▸ Exercise directions: From the listing, collect all lines containing the word "border".

Records from a data collection
____

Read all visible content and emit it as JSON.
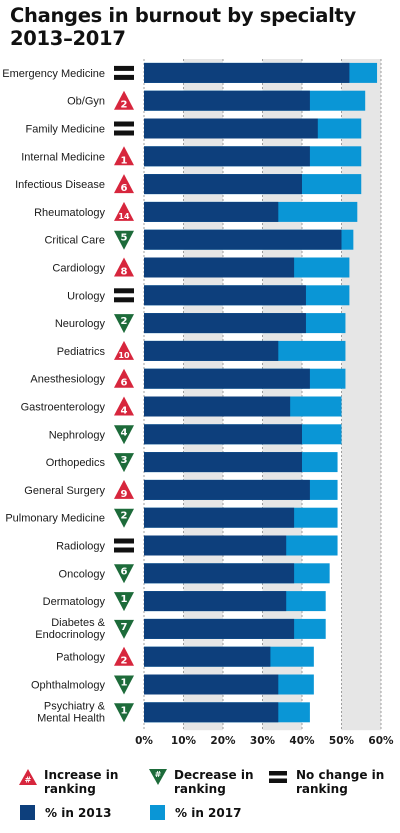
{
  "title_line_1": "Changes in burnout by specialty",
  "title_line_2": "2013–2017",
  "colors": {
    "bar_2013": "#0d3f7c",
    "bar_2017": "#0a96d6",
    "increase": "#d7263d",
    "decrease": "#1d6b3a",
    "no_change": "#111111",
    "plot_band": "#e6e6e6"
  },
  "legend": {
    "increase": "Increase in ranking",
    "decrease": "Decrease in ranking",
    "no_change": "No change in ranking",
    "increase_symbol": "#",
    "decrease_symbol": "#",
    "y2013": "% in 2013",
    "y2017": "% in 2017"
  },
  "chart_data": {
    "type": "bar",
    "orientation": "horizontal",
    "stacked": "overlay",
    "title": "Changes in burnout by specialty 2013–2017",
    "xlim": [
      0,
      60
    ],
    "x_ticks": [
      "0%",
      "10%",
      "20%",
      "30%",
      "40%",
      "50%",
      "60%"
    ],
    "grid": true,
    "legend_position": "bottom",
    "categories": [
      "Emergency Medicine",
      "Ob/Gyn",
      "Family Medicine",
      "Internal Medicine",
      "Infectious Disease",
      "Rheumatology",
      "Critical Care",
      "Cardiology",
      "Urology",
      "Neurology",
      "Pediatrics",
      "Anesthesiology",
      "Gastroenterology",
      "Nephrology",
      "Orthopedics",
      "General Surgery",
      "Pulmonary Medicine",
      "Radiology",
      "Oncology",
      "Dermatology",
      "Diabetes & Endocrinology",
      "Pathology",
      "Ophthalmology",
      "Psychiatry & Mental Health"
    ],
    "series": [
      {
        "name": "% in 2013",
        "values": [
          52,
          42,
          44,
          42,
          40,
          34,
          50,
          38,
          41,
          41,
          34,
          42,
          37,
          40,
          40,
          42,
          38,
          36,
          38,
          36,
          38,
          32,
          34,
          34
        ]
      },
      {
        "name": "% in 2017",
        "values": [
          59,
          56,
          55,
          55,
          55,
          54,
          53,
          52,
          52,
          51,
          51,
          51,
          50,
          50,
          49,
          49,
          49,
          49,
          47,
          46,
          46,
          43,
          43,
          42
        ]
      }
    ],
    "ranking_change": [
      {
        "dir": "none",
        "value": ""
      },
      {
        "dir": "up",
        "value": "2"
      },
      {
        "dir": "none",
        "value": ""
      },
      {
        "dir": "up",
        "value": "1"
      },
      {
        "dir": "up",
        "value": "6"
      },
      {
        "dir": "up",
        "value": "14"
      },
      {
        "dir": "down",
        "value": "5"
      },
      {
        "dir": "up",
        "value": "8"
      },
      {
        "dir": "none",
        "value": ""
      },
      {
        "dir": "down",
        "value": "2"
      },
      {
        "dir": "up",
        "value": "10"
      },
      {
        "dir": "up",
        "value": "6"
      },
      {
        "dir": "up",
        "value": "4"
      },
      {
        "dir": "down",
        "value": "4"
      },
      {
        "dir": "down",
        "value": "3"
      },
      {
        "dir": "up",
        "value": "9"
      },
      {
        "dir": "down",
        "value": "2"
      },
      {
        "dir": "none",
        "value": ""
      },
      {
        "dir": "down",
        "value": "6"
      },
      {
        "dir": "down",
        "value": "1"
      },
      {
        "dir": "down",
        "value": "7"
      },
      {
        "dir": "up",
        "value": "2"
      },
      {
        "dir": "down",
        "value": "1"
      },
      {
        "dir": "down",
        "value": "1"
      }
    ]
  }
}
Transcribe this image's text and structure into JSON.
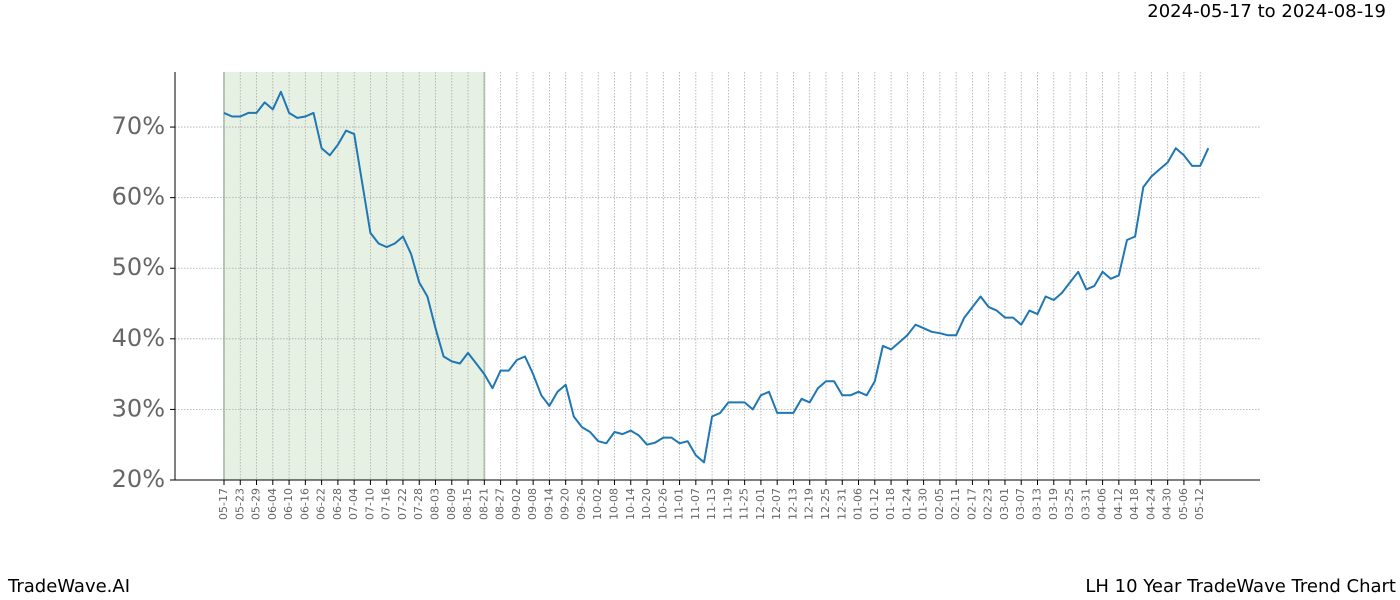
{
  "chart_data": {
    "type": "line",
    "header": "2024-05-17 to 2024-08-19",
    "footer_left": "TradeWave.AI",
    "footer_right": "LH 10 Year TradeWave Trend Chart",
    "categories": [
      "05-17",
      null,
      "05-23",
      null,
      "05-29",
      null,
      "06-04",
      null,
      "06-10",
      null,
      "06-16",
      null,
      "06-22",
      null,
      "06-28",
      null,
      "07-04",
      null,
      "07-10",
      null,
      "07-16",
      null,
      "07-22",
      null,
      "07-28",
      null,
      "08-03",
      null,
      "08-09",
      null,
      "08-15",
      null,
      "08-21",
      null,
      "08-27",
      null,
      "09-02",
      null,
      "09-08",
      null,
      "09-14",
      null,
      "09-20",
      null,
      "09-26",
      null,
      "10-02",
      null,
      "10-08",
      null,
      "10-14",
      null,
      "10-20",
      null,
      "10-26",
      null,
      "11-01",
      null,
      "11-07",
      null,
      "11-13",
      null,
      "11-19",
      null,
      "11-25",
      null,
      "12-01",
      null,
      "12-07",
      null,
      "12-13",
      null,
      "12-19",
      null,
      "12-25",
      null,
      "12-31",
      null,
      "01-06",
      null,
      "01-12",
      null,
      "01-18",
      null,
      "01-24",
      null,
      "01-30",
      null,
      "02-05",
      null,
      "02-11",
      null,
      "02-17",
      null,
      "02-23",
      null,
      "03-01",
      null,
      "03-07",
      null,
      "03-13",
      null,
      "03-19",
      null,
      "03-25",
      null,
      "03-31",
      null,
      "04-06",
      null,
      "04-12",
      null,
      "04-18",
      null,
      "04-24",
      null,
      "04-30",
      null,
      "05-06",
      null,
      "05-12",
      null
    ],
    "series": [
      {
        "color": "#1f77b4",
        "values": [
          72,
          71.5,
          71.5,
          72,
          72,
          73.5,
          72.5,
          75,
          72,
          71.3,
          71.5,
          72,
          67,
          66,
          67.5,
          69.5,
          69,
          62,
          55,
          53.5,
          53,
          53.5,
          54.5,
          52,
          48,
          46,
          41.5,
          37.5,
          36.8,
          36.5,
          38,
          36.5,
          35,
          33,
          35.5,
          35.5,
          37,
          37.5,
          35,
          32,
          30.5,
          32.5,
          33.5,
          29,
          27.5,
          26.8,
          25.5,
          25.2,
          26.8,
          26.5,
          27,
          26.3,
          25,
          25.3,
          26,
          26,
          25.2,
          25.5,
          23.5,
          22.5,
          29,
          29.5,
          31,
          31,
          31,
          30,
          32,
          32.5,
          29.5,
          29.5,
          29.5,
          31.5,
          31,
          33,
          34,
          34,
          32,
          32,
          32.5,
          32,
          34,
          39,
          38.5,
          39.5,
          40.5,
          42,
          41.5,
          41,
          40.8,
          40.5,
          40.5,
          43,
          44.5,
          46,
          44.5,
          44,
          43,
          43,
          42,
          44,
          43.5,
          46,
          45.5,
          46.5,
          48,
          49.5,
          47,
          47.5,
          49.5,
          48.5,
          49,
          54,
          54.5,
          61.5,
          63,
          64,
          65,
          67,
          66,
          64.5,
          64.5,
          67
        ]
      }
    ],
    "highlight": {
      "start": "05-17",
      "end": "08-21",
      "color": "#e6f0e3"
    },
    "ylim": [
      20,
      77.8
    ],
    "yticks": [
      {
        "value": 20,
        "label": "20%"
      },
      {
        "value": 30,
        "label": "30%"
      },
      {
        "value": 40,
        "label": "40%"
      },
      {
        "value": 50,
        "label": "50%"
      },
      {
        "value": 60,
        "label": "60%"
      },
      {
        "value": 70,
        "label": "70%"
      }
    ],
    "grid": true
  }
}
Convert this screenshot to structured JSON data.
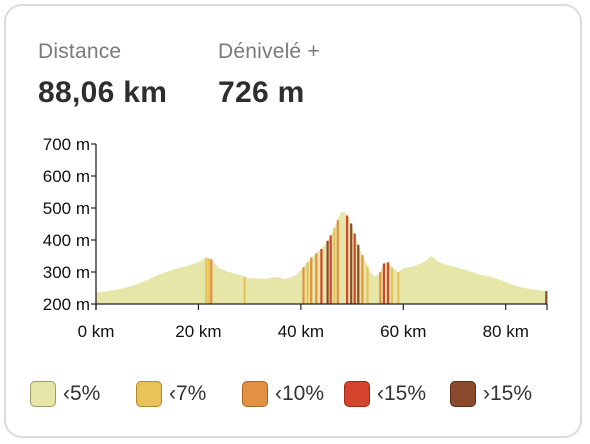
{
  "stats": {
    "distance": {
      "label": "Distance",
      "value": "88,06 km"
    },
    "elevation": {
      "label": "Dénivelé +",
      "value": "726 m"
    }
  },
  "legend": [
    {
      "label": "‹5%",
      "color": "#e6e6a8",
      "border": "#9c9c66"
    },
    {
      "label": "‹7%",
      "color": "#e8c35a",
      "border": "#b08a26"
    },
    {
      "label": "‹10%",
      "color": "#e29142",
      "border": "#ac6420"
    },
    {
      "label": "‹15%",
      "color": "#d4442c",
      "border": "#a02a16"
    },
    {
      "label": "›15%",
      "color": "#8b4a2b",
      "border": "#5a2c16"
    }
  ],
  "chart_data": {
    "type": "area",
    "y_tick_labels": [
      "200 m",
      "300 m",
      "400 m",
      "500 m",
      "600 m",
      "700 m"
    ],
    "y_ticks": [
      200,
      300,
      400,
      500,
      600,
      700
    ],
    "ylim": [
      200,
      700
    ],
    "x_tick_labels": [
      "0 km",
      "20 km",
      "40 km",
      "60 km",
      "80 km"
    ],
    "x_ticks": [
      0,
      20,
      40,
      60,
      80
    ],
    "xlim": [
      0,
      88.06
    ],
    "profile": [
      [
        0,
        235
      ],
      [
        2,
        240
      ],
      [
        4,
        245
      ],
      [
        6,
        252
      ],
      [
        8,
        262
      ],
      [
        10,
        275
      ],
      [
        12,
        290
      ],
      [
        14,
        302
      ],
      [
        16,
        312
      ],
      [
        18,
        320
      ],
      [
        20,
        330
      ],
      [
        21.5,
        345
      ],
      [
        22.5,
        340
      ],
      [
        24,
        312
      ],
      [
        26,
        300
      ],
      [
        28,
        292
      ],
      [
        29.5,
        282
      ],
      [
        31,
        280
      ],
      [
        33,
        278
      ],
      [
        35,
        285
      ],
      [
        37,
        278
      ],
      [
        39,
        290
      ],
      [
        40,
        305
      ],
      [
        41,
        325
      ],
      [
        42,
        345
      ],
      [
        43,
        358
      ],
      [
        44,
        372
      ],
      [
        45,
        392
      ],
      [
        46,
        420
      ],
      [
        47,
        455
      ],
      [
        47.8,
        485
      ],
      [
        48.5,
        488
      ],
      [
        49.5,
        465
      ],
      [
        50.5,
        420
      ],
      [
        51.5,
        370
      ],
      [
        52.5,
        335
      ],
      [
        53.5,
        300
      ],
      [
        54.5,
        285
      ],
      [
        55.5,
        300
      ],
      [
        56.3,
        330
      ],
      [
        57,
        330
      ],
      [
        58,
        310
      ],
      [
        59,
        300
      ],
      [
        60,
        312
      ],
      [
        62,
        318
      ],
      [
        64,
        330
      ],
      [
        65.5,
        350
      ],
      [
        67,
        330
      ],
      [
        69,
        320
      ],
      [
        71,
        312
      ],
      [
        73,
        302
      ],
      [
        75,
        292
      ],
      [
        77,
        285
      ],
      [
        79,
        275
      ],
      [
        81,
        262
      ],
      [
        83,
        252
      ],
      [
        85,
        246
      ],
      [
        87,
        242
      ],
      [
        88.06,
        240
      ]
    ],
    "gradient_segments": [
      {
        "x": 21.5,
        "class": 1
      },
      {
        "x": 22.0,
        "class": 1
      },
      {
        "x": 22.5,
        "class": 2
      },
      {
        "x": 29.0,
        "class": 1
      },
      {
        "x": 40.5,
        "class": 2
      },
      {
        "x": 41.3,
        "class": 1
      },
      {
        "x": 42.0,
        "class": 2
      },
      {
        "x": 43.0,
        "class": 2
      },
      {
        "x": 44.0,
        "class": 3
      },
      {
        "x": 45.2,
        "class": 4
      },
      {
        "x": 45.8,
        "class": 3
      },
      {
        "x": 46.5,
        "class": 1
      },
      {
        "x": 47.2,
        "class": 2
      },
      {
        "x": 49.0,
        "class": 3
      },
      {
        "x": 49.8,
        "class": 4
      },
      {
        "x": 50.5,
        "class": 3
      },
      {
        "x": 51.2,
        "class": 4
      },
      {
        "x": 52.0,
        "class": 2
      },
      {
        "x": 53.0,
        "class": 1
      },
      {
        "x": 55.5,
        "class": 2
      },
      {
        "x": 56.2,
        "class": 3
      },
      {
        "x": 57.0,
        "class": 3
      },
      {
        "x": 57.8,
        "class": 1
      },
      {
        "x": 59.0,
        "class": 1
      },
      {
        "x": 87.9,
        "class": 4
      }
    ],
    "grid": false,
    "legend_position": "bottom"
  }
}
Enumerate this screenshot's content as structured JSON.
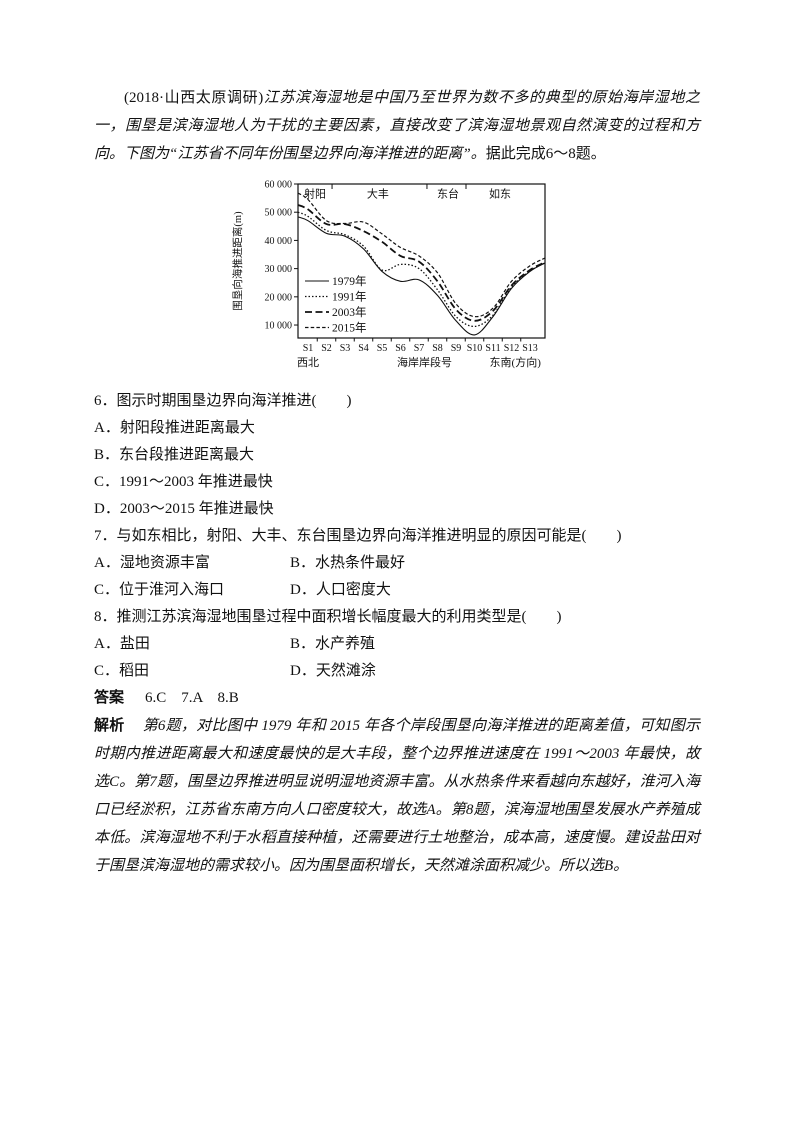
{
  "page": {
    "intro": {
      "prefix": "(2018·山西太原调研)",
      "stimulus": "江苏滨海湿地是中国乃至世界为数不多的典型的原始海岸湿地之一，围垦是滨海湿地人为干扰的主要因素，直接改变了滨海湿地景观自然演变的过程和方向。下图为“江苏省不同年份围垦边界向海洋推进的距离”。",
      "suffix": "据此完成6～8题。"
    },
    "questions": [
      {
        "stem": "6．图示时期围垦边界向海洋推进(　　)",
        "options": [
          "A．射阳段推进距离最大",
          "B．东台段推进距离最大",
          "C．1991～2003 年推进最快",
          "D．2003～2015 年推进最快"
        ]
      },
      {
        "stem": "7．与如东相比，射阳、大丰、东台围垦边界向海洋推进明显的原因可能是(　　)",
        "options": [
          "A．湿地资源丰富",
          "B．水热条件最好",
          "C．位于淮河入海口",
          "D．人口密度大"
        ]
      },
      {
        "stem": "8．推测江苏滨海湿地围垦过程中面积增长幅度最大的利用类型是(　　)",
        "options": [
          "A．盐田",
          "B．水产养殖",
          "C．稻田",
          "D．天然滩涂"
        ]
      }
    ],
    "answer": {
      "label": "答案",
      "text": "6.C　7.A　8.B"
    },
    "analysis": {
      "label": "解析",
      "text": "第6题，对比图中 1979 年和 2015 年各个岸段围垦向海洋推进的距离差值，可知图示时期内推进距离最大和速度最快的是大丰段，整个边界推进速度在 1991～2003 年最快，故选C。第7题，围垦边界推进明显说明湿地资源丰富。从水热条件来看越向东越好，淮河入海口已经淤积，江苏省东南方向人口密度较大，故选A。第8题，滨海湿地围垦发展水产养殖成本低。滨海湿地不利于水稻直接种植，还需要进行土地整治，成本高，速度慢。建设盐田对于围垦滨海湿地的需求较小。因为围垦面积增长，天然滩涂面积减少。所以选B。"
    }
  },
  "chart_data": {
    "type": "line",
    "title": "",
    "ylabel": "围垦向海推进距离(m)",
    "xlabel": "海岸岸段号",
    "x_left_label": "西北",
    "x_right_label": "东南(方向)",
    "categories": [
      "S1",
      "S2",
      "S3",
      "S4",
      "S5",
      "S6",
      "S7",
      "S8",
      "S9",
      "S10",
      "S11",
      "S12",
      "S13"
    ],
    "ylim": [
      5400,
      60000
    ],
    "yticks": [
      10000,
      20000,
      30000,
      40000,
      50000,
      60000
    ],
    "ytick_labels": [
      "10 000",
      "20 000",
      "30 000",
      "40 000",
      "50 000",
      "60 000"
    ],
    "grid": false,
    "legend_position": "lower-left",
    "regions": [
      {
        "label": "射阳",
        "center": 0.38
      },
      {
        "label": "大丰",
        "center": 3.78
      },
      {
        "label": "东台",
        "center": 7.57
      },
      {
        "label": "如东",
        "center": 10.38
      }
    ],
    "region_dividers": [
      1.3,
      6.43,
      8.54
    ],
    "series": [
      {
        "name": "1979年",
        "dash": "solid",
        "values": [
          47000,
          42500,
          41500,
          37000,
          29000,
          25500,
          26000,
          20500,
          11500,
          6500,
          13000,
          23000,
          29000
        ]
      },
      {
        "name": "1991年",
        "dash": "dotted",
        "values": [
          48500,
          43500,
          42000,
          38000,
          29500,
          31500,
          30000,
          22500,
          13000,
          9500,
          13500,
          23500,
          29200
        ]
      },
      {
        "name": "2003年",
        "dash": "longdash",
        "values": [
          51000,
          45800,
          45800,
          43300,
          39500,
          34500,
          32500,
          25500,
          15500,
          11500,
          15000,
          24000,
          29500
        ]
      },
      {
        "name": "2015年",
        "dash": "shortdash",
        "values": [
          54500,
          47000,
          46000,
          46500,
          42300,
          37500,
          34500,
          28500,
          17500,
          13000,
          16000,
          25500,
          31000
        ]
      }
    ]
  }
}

____

▸ Output below:
      "border": "#9c9c66"
      "border": "#b08a26"
      "border": "#ac6420"
      "border": "#a02a16"
      "border": "#5a2c16"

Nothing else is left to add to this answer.